(Stored items)
++++++++

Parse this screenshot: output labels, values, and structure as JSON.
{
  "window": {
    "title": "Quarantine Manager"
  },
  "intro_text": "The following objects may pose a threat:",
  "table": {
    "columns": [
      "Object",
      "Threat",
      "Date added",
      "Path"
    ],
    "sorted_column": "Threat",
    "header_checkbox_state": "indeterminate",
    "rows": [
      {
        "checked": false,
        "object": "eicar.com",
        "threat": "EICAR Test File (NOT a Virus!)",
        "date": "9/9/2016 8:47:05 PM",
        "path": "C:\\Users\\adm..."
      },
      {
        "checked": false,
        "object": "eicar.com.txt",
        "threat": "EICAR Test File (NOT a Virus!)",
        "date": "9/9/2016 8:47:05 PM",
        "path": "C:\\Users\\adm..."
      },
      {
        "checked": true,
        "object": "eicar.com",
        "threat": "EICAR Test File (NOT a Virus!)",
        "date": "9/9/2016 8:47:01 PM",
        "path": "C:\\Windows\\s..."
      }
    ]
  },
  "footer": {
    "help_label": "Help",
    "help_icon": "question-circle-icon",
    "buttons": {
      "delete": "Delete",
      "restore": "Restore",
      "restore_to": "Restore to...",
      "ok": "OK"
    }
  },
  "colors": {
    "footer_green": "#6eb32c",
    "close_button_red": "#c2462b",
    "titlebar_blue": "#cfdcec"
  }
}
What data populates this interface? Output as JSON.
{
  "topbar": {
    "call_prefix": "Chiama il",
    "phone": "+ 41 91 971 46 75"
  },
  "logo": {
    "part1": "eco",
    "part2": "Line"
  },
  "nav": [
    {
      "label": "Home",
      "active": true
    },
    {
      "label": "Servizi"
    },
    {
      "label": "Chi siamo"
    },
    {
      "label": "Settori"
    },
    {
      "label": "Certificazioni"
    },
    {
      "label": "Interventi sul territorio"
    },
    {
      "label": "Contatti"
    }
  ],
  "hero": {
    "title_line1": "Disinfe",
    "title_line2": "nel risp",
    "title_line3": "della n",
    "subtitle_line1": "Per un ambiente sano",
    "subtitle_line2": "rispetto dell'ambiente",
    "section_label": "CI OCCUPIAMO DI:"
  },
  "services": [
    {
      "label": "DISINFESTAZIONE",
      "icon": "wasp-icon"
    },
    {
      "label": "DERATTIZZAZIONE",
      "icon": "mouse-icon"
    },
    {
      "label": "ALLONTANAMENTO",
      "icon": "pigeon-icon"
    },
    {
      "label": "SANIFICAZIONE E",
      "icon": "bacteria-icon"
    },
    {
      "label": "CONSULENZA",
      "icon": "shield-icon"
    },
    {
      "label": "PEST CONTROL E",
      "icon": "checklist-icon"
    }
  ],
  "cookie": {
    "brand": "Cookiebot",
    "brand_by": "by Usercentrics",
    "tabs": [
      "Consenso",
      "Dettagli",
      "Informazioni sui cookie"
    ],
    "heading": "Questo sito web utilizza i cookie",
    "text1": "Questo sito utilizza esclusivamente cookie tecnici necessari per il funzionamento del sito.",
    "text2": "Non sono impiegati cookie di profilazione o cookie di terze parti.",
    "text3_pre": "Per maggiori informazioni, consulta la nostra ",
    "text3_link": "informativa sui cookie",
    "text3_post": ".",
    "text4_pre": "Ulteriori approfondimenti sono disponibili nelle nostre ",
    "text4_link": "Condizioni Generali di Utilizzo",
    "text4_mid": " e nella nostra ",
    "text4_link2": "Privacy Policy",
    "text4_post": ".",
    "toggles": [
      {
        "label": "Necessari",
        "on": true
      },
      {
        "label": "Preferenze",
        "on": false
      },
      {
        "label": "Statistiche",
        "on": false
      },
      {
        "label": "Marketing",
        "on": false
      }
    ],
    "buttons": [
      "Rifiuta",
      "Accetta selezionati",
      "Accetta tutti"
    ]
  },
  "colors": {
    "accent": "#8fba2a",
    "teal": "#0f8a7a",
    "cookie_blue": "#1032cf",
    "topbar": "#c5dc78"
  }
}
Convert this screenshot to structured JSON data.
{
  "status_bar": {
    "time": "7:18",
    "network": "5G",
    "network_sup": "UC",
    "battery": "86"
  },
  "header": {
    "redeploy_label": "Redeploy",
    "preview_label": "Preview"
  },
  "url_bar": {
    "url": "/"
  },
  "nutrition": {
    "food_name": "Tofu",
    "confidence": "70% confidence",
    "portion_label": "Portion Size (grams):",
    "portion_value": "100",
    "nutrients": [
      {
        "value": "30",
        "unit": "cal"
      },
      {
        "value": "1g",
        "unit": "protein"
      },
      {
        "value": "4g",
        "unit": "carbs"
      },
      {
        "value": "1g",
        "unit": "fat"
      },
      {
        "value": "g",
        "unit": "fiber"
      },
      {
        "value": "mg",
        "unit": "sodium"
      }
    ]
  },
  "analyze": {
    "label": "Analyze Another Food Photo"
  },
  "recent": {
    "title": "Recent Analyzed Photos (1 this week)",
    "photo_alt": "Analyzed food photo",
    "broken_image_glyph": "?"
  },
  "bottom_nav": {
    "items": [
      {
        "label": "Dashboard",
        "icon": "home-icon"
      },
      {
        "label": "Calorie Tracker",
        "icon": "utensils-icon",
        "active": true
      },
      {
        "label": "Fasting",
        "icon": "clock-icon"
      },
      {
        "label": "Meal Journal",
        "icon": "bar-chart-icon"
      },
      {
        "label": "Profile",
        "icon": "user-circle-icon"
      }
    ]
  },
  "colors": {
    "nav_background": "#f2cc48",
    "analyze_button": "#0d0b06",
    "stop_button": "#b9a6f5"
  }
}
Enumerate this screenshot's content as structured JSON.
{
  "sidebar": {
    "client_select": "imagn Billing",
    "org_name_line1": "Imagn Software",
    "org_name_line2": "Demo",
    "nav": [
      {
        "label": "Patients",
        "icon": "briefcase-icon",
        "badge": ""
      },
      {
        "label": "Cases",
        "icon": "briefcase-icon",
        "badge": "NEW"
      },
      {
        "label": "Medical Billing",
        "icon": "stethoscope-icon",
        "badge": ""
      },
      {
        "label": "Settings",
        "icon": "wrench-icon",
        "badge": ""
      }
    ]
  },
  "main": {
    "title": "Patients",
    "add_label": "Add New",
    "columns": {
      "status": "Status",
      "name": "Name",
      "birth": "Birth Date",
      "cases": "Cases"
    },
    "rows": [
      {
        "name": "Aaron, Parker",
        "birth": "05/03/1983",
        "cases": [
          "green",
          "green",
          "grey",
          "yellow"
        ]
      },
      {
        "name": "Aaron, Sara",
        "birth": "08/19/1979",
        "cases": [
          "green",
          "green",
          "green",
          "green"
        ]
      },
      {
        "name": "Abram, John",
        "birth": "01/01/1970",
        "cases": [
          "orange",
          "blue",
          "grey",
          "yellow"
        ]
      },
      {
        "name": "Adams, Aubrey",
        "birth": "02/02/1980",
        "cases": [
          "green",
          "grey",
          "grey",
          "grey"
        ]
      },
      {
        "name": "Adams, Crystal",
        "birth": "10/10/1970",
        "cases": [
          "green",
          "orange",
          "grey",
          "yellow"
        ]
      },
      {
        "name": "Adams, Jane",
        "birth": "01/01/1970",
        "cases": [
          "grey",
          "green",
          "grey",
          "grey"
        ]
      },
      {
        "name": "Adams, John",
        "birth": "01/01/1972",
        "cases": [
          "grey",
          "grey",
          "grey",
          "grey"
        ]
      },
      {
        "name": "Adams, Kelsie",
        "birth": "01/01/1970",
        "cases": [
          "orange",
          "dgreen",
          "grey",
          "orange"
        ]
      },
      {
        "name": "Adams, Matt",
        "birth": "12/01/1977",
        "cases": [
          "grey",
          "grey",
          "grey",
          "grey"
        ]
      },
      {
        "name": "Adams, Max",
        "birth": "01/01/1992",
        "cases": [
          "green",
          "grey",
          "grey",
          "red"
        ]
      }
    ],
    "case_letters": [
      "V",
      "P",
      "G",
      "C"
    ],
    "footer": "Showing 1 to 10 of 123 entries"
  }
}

++++++++

_WORK REQUIRED_
Please find all lines of the entries that hold the string "Analyzed" and copy them.

_EXPECTED ANSWER_
    "title": "Recent Analyzed Photos (1 this week)",
    "photo_alt": "Analyzed food photo",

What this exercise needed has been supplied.